**What to produce:** All records below must be retyped exactly.

**Data in this exercise:**
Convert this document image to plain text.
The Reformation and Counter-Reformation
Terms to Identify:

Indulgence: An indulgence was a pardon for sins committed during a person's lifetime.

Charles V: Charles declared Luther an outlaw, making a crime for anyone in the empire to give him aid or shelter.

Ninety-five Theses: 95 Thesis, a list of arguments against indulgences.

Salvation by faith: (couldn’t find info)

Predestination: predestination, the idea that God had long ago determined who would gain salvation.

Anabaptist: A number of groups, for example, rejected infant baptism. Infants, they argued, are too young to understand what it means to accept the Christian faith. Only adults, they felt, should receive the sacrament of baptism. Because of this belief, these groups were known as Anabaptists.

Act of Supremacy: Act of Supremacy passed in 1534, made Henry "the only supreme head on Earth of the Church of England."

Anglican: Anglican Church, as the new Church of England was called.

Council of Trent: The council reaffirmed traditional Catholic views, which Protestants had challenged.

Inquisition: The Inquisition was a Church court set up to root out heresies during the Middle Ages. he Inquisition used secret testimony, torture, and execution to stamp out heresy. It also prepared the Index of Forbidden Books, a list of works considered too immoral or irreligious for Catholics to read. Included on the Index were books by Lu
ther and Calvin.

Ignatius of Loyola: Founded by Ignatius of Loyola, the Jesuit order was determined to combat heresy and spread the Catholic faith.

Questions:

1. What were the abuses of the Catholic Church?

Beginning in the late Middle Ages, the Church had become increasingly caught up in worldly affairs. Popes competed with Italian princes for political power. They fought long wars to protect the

**Full response:**
Convert this document image to plain text.
The Reformation and Counter-Reformation
Terms to Identify:

Indulgence: An indulgence was a pardon for sins committed during a person's lifetime.

Charles V: Charles declared Luther an outlaw, making a crime for anyone in the empire to give him aid or shelter.

Ninety-five Theses: 95 Thesis, a list of arguments against indulgences.

Salvation by faith: (couldn’t find info)

Predestination: predestination, the idea that God had long ago determined who would gain salvation.

Anabaptist: A number of groups, for example, rejected infant baptism. Infants, they argued, are too young to understand what it means to accept the Christian faith. Only adults, they felt, should receive the sacrament of baptism. Because of this belief, these groups were known as Anabaptists.

Act of Supremacy: Act of Supremacy passed in 1534, made Henry "the only supreme head on Earth of the Church of England."

Anglican: Anglican Church, as the new Church of England was called.

Council of Trent: The council reaffirmed traditional Catholic views, which Protestants had challenged.

Inquisition: The Inquisition was a Church court set up to root out heresies during the Middle Ages. he Inquisition used secret testimony, torture, and execution to stamp out heresy. It also prepared the Index of Forbidden Books, a list of works considered too immoral or irreligious for Catholics to read. Included on the Index were books by Lu
ther and Calvin.

Ignatius of Loyola: Founded by Ignatius of Loyola, the Jesuit order was determined to combat heresy and spread the Catholic faith.

Questions:

1. What were the abuses of the Catholic Church?

Beginning in the late Middle Ages, the Church had become increasingly caught up in worldly affairs. Popes competed with Italian princes for political power. They fought long wars to protect the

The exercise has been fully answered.